[EXERCISE AIM] Return the entries verbatim and drop every picture.

Items from a figure collection
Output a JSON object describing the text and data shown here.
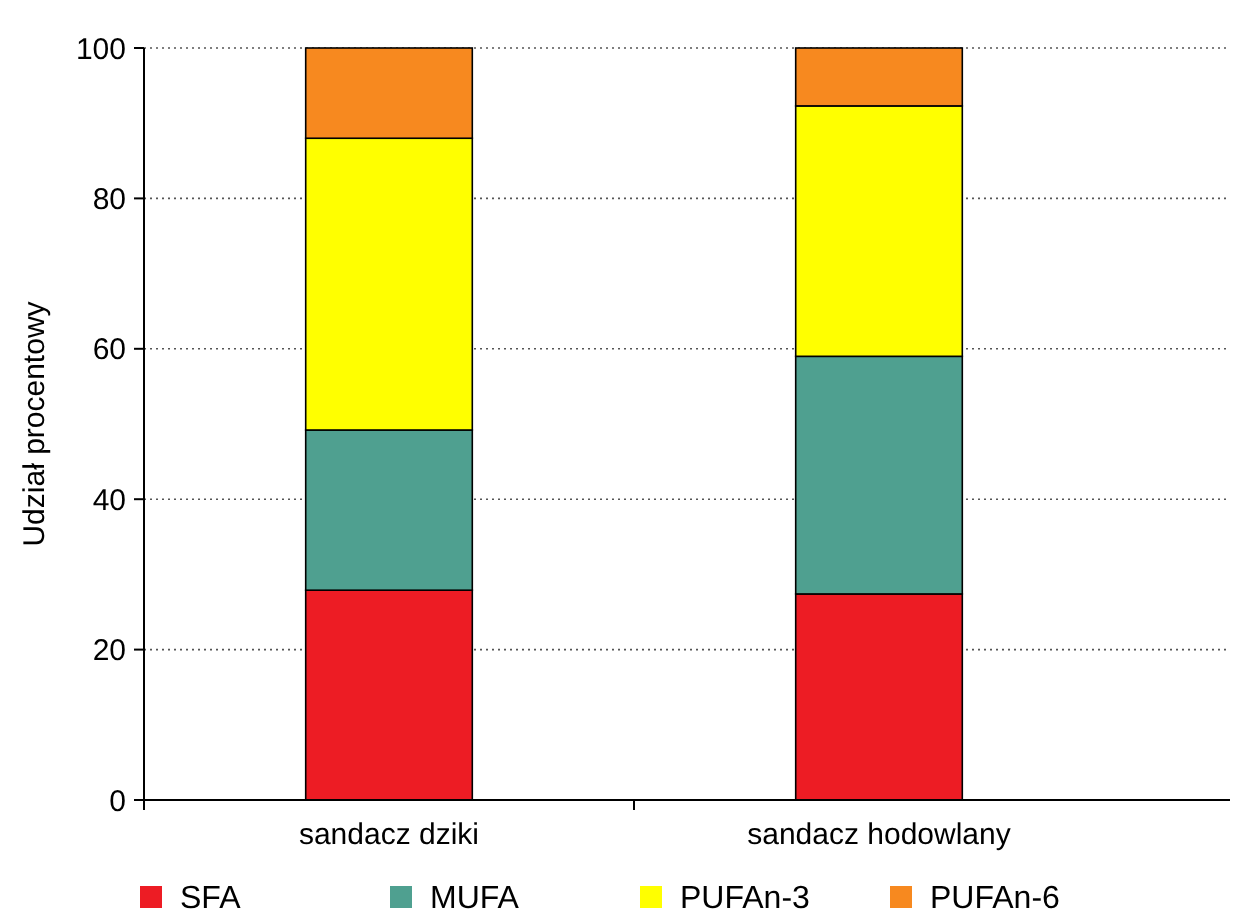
{
  "chart_data": {
    "type": "bar",
    "stacked": true,
    "ylabel": "Udział procentowy",
    "categories": [
      "sandacz dziki",
      "sandacz hodowlany"
    ],
    "series": [
      {
        "name": "SFA",
        "color": "#ed1c24",
        "values": [
          27.9,
          27.4
        ]
      },
      {
        "name": "MUFA",
        "color": "#4fa090",
        "values": [
          21.3,
          31.6
        ]
      },
      {
        "name": "PUFAn-3",
        "color": "#ffff00",
        "values": [
          38.8,
          33.3
        ]
      },
      {
        "name": "PUFAn-6",
        "color": "#f7891f",
        "values": [
          12.0,
          7.7
        ]
      }
    ],
    "ylim": [
      0,
      100
    ],
    "yticks": [
      0,
      20,
      40,
      60,
      80,
      100
    ],
    "grid": "y",
    "legend": "bottom"
  }
}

[SOLVED EXERCISE]
Output a JSON object describing the text and data shown here.
{
  "chart_data": {
    "type": "bar",
    "stacked": true,
    "ylabel": "Udział procentowy",
    "categories": [
      "sandacz dziki",
      "sandacz hodowlany"
    ],
    "series": [
      {
        "name": "SFA",
        "color": "#ed1c24",
        "values": [
          27.9,
          27.4
        ]
      },
      {
        "name": "MUFA",
        "color": "#4fa090",
        "values": [
          21.3,
          31.6
        ]
      },
      {
        "name": "PUFAn-3",
        "color": "#ffff00",
        "values": [
          38.8,
          33.3
        ]
      },
      {
        "name": "PUFAn-6",
        "color": "#f7891f",
        "values": [
          12.0,
          7.7
        ]
      }
    ],
    "ylim": [
      0,
      100
    ],
    "yticks": [
      0,
      20,
      40,
      60,
      80,
      100
    ],
    "grid": "y",
    "legend": "bottom"
  }
}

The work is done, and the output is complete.